**List of tasks:**
1 – Answer these questions using the SAS deployment thread:
(a) According to the first reply, which machines need a license when Enterprise Guide is used?
(b) What does the first reply say to look for in order to allocate users hard disk space?
(c) Which three components does the original poster say the upcoming server access will have?
2 – Reproduce the SAS deployment thread from "4. Can desktop" up to and including "need a license.", without changing a word.

I am trying to deploy SAS server license across the company.

I have a few questions and additional advice is welcome.

1. How to install client (in this EG)? Will the same server license link be sufficient?

2. Can some SAS projects executing in the Server be restricted to some users?

3. Can users be allocated certain hard disk space?

4. Can desktop license and server license be used in parallel? (both running EG on the desktop)?

Any quick reference guides online to roll out SAS to the organization with appropriate control?

Thanks in advance

Praveen

8 REPLIES 8
Kurt_Bremser
Super User

1. EG has no license. Only the server(s) that EG connects to need a license.

2. Projects are files for EG, every user can make his own and name them any way they like, so your question makes no sense.

3. Yes. Look for the quota enforcing method for the system on which the SAS server is installed.

4. If you have a license for the server and another for the desktop, you can install SAS on the desktop where EG is installed and use it in EG as the "Local" server.

PraveenBala
Calcite | Level 5

Thanks Kurt,

As I never accessed SAS on a Server, some of my questions may sound silly. Sorry about that. I would be obliged if you could answer a few more.

1. I understand that once SAS is installed on server anyone having access to server will be able to login and use the EG+other modules in the server. Correct me if I am wrong. But they will NOT be able to read the SAS data sets so produced in their PCs unless they have a desktop license as well? If they want to create SAS data sets, in the server, from excel files in their PCs, will they be able to do the same from server? Any particular SAS license required to import MS files into SAS server or does such feature come as a default with all SAS server licenses?

2. What I meant was, can users password protect the EG projects, tables, etc. they create on the server?

3. I have EG desktop license and will also soon have server access that has EG, OR & ETS. Could I use the EG on my machine to directly connect to server and exchange data between 2 programs, EG on desktop and OR on Server?

Thanking you in anticipation.

BRgds

Praveen

Kurt_Bremser
Super User

1. Enterprise Guide can read SAS datasets (.sas7bdat files) without a local SAS system on the desktop. All further processing needs to be done with a SAS system, but EG will implicitly do the transfer for you if that SAS system is on a remote server.

**Entries provided:**
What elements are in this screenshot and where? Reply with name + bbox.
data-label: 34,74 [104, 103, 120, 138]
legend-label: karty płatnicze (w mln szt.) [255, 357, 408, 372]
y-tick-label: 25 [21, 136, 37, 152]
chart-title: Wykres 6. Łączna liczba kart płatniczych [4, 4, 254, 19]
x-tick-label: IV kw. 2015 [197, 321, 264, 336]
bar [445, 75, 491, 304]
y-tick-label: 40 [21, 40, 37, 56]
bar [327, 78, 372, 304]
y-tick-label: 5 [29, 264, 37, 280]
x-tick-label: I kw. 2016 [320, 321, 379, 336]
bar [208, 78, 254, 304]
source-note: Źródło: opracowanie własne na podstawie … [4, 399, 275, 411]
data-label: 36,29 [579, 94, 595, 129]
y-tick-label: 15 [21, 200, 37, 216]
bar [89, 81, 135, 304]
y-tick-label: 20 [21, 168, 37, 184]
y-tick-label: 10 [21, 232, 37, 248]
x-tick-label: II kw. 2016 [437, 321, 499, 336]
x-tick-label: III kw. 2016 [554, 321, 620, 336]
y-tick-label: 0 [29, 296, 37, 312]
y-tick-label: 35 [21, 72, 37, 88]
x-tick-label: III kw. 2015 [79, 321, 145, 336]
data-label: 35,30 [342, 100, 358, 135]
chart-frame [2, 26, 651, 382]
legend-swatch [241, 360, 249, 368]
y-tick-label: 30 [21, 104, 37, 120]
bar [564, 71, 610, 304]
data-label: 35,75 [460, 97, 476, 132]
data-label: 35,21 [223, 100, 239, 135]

**Answers by item number:**
1 –
(a) Only the server(s) that EG connects to need a license.
(b) The quota enforcing method for the system on which the SAS server is installed.
(c) EG, OR and ETS.

2 –
4. Can desktop license and server license be used in parallel? (both running EG on the desktop)?

Any quick reference guides online to roll out SAS to the organization with appropriate control?

Thanks in advance

Praveen

8 REPLIES 8
Kurt_Bremser
Super User

1. EG has no license. Only the server(s) that EG connects to need a license.